(Saved entries)
┌──

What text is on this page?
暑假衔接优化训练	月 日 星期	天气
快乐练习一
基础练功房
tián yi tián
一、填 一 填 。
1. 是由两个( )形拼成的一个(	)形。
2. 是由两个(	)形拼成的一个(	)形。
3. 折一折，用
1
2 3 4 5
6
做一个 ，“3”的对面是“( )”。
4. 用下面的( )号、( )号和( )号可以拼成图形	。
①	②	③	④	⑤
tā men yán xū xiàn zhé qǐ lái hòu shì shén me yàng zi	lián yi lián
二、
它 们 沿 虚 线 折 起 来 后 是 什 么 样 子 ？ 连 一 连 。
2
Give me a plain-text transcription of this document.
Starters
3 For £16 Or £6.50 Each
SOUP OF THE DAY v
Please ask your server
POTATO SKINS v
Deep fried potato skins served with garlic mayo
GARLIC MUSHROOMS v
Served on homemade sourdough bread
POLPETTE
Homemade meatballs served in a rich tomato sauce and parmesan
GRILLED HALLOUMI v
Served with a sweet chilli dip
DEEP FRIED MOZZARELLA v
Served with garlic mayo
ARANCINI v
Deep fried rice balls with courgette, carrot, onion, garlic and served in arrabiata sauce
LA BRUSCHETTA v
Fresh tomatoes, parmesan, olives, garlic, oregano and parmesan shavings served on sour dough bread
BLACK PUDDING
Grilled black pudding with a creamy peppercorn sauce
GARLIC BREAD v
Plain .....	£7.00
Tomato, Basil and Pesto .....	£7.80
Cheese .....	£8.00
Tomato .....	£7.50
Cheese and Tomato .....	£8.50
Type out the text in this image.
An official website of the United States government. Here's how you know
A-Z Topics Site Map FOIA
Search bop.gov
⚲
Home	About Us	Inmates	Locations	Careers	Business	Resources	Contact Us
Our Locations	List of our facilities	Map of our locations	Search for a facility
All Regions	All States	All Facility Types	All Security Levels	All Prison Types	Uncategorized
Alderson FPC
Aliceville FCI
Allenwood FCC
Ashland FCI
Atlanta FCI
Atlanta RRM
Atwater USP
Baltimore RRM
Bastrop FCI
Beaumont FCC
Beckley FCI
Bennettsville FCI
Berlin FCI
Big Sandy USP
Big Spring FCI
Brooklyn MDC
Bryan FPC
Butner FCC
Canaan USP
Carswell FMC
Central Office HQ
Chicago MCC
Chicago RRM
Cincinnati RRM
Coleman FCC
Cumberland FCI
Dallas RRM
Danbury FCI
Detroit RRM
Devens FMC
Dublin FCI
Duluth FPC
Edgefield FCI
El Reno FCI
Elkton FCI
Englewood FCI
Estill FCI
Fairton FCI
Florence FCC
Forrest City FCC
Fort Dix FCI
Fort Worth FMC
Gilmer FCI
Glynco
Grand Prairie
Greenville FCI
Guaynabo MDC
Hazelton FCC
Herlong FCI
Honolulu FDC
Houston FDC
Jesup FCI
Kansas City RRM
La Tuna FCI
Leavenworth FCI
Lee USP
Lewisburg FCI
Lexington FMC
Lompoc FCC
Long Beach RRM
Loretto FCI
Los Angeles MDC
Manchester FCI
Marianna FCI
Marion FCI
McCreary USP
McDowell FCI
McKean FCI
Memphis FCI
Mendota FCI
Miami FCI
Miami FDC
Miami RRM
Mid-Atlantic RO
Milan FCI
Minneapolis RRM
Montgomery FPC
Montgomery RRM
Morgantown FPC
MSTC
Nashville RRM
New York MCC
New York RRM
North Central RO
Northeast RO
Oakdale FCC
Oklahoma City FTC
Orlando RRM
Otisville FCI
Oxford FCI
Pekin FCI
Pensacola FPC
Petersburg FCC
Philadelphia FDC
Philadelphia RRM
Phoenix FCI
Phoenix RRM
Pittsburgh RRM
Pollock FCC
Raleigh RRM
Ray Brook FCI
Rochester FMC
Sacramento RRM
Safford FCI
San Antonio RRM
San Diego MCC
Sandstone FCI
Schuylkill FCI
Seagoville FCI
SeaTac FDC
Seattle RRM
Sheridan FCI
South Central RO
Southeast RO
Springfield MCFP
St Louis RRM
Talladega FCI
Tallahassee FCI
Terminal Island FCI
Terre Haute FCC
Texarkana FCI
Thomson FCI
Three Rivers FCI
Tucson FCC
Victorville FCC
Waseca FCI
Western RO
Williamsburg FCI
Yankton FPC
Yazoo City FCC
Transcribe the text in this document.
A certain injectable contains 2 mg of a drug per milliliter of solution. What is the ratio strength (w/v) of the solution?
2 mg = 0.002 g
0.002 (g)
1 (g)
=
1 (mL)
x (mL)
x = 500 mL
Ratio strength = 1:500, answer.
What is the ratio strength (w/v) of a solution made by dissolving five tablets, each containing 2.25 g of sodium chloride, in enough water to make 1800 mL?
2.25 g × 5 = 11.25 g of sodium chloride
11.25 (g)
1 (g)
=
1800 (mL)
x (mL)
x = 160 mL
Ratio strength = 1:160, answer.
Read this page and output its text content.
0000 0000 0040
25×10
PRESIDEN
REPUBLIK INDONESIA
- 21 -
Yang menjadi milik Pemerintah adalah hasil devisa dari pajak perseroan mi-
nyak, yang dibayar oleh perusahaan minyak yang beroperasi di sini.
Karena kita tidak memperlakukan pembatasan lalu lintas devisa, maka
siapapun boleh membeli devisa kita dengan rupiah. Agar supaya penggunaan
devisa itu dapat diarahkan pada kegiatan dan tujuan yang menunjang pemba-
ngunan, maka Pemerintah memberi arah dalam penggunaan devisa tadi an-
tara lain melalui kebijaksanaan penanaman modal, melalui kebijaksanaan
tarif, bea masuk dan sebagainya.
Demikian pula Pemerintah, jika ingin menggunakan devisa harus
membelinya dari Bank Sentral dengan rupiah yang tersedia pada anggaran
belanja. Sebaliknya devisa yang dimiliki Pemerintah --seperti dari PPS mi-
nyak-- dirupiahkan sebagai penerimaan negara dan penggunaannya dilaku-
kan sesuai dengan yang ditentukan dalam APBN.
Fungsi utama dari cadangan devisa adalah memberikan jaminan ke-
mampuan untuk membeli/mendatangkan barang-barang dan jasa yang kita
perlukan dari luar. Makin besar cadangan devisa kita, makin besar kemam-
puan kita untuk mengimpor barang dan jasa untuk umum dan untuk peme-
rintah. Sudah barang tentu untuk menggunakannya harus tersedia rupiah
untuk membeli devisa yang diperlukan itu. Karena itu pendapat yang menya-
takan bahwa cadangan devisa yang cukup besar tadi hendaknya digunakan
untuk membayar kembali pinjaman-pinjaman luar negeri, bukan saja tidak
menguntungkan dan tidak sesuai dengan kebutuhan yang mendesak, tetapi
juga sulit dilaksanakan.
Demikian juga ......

└──

◆ SHORT EXERCISE ◆
Everything in the listing above should be restated exactly.

◆ FULL OUTPUT ◆
What text is on this page?
暑假衔接优化训练	月 日 星期	天气
快乐练习一
基础练功房
tián yi tián
一、填 一 填 。
1. 是由两个( )形拼成的一个(	)形。
2. 是由两个(	)形拼成的一个(	)形。
3. 折一折，用
1
2 3 4 5
6
做一个 ，“3”的对面是“( )”。
4. 用下面的( )号、( )号和( )号可以拼成图形	。
①	②	③	④	⑤
tā men yán xū xiàn zhé qǐ lái hòu shì shén me yàng zi	lián yi lián
二、
它 们 沿 虚 线 折 起 来 后 是 什 么 样 子 ？ 连 一 连 。
2
Give me a plain-text transcription of this document.
Starters
3 For £16 Or £6.50 Each
SOUP OF THE DAY v
Please ask your server
POTATO SKINS v
Deep fried potato skins served with garlic mayo
GARLIC MUSHROOMS v
Served on homemade sourdough bread
POLPETTE
Homemade meatballs served in a rich tomato sauce and parmesan
GRILLED HALLOUMI v
Served with a sweet chilli dip
DEEP FRIED MOZZARELLA v
Served with garlic mayo
ARANCINI v
Deep fried rice balls with courgette, carrot, onion, garlic and served in arrabiata sauce
LA BRUSCHETTA v
Fresh tomatoes, parmesan, olives, garlic, oregano and parmesan shavings served on sour dough bread
BLACK PUDDING
Grilled black pudding with a creamy peppercorn sauce
GARLIC BREAD v
Plain .....	£7.00
Tomato, Basil and Pesto .....	£7.80
Cheese .....	£8.00
Tomato .....	£7.50
Cheese and Tomato .....	£8.50
Type out the text in this image.
An official website of the United States government. Here's how you know
A-Z Topics Site Map FOIA
Search bop.gov
⚲
Home	About Us	Inmates	Locations	Careers	Business	Resources	Contact Us
Our Locations	List of our facilities	Map of our locations	Search for a facility
All Regions	All States	All Facility Types	All Security Levels	All Prison Types	Uncategorized
Alderson FPC
Aliceville FCI
Allenwood FCC
Ashland FCI
Atlanta FCI
Atlanta RRM
Atwater USP
Baltimore RRM
Bastrop FCI
Beaumont FCC
Beckley FCI
Bennettsville FCI
Berlin FCI
Big Sandy USP
Big Spring FCI
Brooklyn MDC
Bryan FPC
Butner FCC
Canaan USP
Carswell FMC
Central Office HQ
Chicago MCC
Chicago RRM
Cincinnati RRM
Coleman FCC
Cumberland FCI
Dallas RRM
Danbury FCI
Detroit RRM
Devens FMC
Dublin FCI
Duluth FPC
Edgefield FCI
El Reno FCI
Elkton FCI
Englewood FCI
Estill FCI
Fairton FCI
Florence FCC
Forrest City FCC
Fort Dix FCI
Fort Worth FMC
Gilmer FCI
Glynco
Grand Prairie
Greenville FCI
Guaynabo MDC
Hazelton FCC
Herlong FCI
Honolulu FDC
Houston FDC
Jesup FCI
Kansas City RRM
La Tuna FCI
Leavenworth FCI
Lee USP
Lewisburg FCI
Lexington FMC
Lompoc FCC
Long Beach RRM
Loretto FCI
Los Angeles MDC
Manchester FCI
Marianna FCI
Marion FCI
McCreary USP
McDowell FCI
McKean FCI
Memphis FCI
Mendota FCI
Miami FCI
Miami FDC
Miami RRM
Mid-Atlantic RO
Milan FCI
Minneapolis RRM
Montgomery FPC
Montgomery RRM
Morgantown FPC
MSTC
Nashville RRM
New York MCC
New York RRM
North Central RO
Northeast RO
Oakdale FCC
Oklahoma City FTC
Orlando RRM
Otisville FCI
Oxford FCI
Pekin FCI
Pensacola FPC
Petersburg FCC
Philadelphia FDC
Philadelphia RRM
Phoenix FCI
Phoenix RRM
Pittsburgh RRM
Pollock FCC
Raleigh RRM
Ray Brook FCI
Rochester FMC
Sacramento RRM
Safford FCI
San Antonio RRM
San Diego MCC
Sandstone FCI
Schuylkill FCI
Seagoville FCI
SeaTac FDC
Seattle RRM
Sheridan FCI
South Central RO
Southeast RO
Springfield MCFP
St Louis RRM
Talladega FCI
Tallahassee FCI
Terminal Island FCI
Terre Haute FCC
Texarkana FCI
Thomson FCI
Three Rivers FCI
Tucson FCC
Victorville FCC
Waseca FCI
Western RO
Williamsburg FCI
Yankton FPC
Yazoo City FCC
Transcribe the text in this document.
A certain injectable contains 2 mg of a drug per milliliter of solution. What is the ratio strength (w/v) of the solution?
2 mg = 0.002 g
0.002 (g)
1 (g)
=
1 (mL)
x (mL)
x = 500 mL
Ratio strength = 1:500, answer.
What is the ratio strength (w/v) of a solution made by dissolving five tablets, each containing 2.25 g of sodium chloride, in enough water to make 1800 mL?
2.25 g × 5 = 11.25 g of sodium chloride
11.25 (g)
1 (g)
=
1800 (mL)
x (mL)
x = 160 mL
Ratio strength = 1:160, answer.
Read this page and output its text content.
0000 0000 0040
25×10
PRESIDEN
REPUBLIK INDONESIA
- 21 -
Yang menjadi milik Pemerintah adalah hasil devisa dari pajak perseroan mi-
nyak, yang dibayar oleh perusahaan minyak yang beroperasi di sini.
Karena kita tidak memperlakukan pembatasan lalu lintas devisa, maka
siapapun boleh membeli devisa kita dengan rupiah. Agar supaya penggunaan
devisa itu dapat diarahkan pada kegiatan dan tujuan yang menunjang pemba-
ngunan, maka Pemerintah memberi arah dalam penggunaan devisa tadi an-
tara lain melalui kebijaksanaan penanaman modal, melalui kebijaksanaan
tarif, bea masuk dan sebagainya.
Demikian pula Pemerintah, jika ingin menggunakan devisa harus
membelinya dari Bank Sentral dengan rupiah yang tersedia pada anggaran
belanja. Sebaliknya devisa yang dimiliki Pemerintah --seperti dari PPS mi-
nyak-- dirupiahkan sebagai penerimaan negara dan penggunaannya dilaku-
kan sesuai dengan yang ditentukan dalam APBN.
Fungsi utama dari cadangan devisa adalah memberikan jaminan ke-
mampuan untuk membeli/mendatangkan barang-barang dan jasa yang kita
perlukan dari luar. Makin besar cadangan devisa kita, makin besar kemam-
puan kita untuk mengimpor barang dan jasa untuk umum dan untuk peme-
rintah. Sudah barang tentu untuk menggunakannya harus tersedia rupiah
untuk membeli devisa yang diperlukan itu. Karena itu pendapat yang menya-
takan bahwa cadangan devisa yang cukup besar tadi hendaknya digunakan
untuk membayar kembali pinjaman-pinjaman luar negeri, bukan saja tidak
menguntungkan dan tidak sesuai dengan kebutuhan yang mendesak, tetapi
juga sulit dilaksanakan.
Demikian juga ......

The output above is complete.